-- Begin --
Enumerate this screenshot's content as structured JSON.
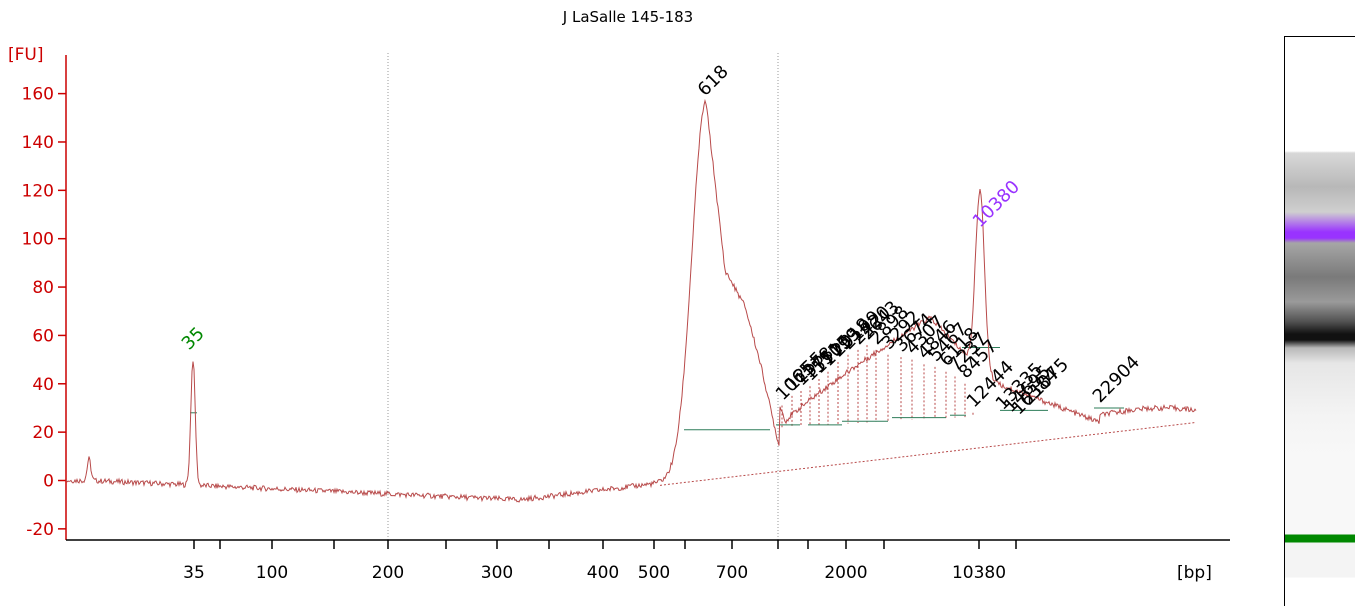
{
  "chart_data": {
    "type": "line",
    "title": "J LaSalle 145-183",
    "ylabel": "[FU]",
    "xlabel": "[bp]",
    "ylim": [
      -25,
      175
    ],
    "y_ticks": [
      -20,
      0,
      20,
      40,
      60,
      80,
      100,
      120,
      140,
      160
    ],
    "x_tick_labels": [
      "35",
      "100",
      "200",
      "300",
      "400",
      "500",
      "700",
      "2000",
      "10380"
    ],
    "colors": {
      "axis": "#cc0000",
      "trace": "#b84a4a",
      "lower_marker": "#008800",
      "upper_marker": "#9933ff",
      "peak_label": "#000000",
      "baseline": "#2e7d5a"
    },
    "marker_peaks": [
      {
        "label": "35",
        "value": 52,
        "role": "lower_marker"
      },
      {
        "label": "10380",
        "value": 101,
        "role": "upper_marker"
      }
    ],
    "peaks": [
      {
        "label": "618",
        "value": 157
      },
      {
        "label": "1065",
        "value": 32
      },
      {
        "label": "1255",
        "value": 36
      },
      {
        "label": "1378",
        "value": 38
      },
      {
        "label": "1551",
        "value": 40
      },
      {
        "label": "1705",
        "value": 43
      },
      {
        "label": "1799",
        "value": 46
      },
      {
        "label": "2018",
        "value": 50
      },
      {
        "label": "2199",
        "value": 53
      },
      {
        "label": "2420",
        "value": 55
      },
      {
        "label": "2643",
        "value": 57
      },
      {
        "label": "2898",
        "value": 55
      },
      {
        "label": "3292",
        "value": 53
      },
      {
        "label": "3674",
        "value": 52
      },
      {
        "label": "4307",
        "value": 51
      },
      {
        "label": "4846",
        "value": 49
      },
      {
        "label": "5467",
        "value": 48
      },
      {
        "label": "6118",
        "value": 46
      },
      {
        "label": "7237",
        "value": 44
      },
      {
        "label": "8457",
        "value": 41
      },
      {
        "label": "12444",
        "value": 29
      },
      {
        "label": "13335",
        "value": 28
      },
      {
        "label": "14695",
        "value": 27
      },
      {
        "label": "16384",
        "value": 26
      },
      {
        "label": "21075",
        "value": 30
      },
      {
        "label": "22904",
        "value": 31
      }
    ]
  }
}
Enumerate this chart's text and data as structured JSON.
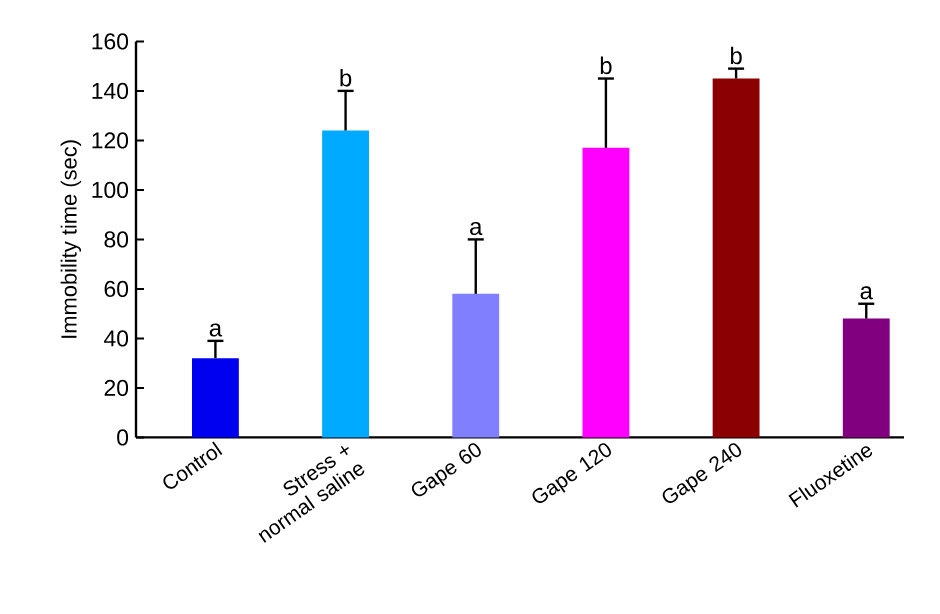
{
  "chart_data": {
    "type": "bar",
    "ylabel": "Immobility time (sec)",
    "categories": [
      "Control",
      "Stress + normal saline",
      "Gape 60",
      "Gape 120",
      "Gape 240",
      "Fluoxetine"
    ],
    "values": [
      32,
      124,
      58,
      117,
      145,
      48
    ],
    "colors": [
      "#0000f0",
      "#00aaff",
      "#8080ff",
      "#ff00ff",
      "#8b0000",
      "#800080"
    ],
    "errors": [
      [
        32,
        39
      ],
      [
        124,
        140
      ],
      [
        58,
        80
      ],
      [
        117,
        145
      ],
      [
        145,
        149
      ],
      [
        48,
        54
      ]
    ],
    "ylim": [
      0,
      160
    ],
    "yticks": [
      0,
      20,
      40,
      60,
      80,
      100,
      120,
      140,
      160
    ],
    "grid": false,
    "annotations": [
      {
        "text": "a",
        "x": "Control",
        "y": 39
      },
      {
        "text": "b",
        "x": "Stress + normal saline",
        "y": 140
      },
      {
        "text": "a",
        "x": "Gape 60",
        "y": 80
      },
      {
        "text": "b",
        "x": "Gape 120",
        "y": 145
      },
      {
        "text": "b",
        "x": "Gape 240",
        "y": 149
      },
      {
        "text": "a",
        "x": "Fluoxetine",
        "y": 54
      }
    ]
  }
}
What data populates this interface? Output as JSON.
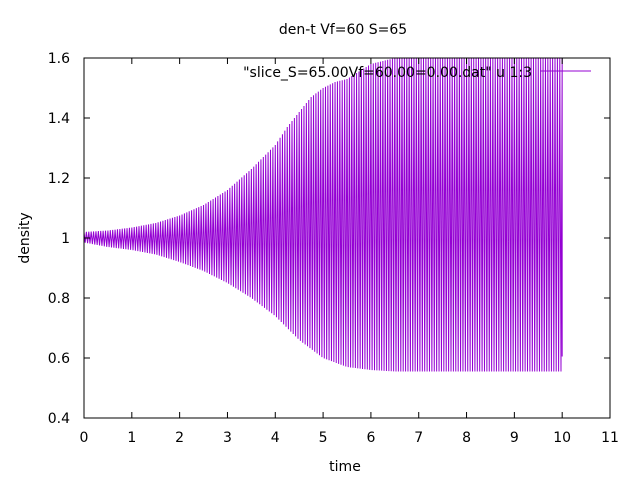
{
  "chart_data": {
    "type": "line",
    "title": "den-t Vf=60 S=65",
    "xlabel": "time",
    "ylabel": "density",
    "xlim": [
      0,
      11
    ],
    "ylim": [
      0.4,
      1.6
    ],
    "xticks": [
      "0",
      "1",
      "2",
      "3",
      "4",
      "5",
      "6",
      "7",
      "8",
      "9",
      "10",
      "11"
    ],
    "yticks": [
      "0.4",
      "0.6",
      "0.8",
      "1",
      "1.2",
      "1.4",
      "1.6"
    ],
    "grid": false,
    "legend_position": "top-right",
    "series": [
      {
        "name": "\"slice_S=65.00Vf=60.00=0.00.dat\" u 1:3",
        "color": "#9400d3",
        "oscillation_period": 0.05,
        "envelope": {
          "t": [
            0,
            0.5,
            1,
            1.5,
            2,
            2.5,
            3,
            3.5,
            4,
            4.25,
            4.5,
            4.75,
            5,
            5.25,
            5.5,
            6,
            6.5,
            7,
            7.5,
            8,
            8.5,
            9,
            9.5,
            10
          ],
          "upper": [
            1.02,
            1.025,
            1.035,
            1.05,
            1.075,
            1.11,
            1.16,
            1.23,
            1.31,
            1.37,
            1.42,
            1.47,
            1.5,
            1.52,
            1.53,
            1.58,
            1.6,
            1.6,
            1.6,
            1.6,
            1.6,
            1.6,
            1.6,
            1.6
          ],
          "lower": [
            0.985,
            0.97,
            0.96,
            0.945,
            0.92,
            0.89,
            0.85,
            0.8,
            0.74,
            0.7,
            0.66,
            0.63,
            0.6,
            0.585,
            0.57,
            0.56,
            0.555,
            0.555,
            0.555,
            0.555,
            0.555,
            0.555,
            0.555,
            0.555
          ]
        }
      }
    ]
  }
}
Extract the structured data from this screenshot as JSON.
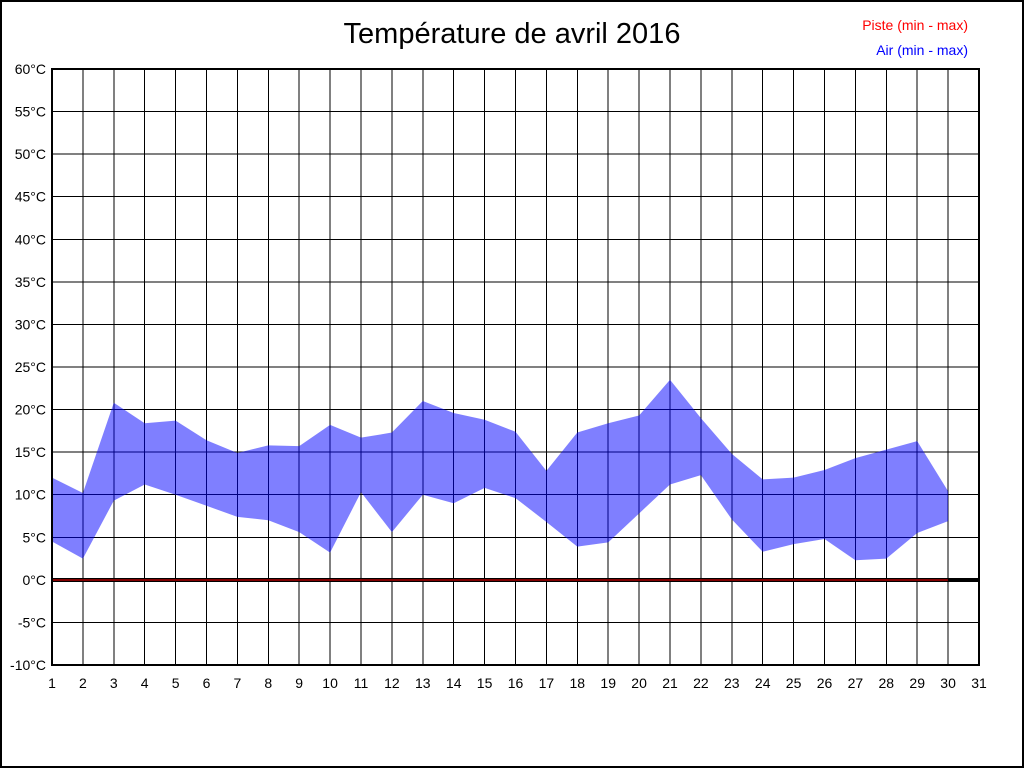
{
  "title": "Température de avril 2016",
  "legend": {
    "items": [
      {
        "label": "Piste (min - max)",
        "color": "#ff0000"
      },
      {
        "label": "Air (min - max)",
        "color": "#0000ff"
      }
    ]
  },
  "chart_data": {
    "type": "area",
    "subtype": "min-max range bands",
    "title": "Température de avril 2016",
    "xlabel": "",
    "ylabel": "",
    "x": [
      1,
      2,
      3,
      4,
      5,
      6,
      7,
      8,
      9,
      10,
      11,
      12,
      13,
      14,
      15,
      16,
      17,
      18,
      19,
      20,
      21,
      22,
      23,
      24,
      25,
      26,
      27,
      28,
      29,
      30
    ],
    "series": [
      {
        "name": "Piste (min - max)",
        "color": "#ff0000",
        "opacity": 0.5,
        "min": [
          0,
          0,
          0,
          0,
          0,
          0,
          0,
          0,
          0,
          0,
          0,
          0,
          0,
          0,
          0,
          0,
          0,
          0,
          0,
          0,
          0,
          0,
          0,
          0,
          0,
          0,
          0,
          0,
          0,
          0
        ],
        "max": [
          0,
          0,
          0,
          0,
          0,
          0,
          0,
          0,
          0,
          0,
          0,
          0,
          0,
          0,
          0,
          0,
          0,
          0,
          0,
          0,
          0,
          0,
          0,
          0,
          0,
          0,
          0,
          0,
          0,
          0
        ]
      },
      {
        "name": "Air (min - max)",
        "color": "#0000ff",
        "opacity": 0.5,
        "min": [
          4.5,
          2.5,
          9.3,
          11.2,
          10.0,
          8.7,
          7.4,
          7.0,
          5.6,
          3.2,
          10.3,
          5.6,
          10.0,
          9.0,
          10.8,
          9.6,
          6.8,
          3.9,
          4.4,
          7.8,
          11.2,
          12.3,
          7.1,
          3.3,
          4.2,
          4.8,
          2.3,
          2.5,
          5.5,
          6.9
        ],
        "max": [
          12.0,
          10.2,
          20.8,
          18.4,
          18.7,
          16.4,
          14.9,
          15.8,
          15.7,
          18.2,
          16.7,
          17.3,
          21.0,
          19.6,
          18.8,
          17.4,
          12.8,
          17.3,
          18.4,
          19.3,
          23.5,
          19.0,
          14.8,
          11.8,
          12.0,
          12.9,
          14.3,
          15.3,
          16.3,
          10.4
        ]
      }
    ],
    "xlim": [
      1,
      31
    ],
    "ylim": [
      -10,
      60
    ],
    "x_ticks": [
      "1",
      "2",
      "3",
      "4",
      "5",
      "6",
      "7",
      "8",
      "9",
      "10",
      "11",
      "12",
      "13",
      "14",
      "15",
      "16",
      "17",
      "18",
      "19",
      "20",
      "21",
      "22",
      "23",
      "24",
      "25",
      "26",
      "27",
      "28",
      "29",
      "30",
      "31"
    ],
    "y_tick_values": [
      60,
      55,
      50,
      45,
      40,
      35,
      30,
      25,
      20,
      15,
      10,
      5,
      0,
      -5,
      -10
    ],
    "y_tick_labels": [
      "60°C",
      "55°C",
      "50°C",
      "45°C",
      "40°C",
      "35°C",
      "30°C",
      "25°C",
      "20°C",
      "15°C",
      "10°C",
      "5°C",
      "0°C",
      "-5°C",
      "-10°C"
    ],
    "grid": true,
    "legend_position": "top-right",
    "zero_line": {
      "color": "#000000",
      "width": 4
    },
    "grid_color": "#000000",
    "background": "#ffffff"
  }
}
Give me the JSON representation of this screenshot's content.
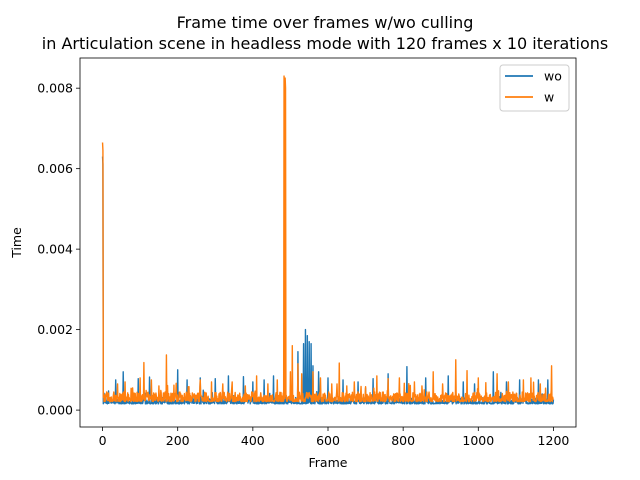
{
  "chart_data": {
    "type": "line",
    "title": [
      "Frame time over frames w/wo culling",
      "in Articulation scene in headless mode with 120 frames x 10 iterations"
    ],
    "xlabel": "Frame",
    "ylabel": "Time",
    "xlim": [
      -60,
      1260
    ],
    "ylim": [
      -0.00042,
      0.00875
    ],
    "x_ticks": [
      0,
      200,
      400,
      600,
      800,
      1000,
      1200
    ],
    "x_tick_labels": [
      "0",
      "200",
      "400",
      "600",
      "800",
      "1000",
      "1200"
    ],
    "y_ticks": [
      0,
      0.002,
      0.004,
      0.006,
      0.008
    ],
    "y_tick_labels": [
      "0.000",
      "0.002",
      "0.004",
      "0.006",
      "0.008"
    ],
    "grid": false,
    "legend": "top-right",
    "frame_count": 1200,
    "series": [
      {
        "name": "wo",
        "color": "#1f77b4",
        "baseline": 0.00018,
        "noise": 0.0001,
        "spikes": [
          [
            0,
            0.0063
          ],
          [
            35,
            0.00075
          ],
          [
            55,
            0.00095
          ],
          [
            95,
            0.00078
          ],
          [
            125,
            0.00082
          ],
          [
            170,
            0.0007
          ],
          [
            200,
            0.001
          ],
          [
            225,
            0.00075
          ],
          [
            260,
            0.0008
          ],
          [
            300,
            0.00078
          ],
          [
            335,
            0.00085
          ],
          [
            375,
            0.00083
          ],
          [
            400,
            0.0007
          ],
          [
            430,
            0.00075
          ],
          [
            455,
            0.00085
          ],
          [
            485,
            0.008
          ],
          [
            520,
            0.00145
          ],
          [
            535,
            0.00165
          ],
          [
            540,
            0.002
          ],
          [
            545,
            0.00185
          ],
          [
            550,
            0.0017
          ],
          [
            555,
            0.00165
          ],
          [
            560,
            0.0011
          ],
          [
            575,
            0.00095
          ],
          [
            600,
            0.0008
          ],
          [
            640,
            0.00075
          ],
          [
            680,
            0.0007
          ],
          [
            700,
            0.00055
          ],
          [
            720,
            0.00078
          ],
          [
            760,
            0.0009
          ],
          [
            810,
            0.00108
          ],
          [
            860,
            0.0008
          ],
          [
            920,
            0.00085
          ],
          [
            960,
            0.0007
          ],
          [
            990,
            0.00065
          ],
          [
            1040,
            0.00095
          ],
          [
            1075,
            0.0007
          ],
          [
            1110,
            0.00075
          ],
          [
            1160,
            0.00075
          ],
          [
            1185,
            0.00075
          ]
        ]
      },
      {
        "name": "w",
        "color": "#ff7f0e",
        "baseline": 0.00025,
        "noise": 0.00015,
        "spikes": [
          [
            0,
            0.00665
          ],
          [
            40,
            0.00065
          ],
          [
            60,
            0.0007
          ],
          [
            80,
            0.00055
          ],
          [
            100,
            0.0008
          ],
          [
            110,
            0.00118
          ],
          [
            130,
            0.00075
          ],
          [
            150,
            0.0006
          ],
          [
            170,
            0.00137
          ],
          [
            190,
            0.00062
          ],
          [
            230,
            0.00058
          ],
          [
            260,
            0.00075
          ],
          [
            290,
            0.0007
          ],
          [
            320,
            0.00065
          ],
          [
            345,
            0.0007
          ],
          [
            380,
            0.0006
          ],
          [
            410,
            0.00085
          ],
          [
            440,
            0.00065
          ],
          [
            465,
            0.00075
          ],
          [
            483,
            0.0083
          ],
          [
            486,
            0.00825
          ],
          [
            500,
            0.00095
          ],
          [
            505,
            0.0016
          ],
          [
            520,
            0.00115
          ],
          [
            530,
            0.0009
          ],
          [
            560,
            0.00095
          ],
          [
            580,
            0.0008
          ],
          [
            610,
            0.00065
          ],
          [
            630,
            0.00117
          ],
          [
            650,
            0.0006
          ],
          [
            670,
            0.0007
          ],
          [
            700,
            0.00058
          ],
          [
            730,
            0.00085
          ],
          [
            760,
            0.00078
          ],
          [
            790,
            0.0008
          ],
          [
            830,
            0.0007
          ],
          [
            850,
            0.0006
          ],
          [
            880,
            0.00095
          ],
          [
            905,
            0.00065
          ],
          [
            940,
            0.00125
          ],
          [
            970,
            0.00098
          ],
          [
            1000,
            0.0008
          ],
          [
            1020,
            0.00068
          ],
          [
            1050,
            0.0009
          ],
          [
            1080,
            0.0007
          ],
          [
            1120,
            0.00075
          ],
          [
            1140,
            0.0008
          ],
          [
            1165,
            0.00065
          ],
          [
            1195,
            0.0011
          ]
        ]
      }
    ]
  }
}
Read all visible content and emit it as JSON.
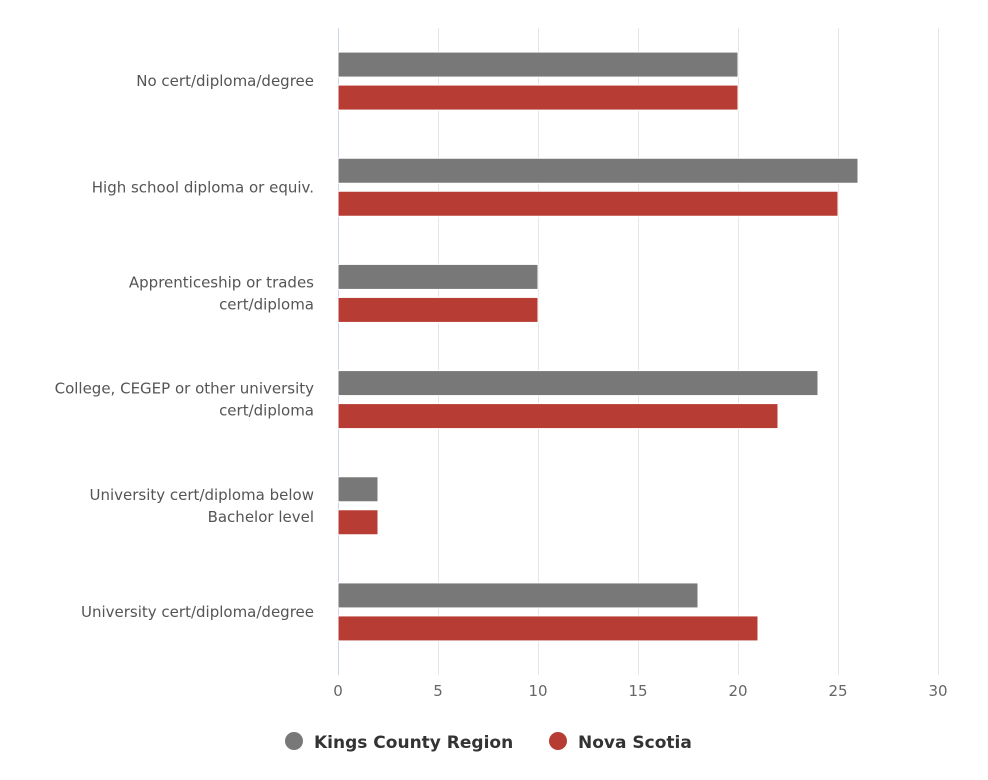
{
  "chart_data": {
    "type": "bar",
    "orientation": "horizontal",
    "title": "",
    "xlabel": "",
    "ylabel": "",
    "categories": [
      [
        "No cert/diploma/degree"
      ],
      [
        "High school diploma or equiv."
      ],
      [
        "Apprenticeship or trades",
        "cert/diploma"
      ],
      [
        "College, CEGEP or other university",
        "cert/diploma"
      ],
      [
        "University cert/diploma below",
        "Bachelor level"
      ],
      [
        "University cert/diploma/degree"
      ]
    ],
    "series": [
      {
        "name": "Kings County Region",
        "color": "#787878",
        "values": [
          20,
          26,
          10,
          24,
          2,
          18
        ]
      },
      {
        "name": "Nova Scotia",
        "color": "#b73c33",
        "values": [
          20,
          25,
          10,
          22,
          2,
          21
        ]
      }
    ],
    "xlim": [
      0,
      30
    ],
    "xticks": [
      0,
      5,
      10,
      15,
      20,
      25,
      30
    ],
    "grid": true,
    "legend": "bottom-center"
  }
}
-- End --
Instructions for the task –
State the count of lines holding the string "JSON" in the listing above, and nothing else.

Full response –
6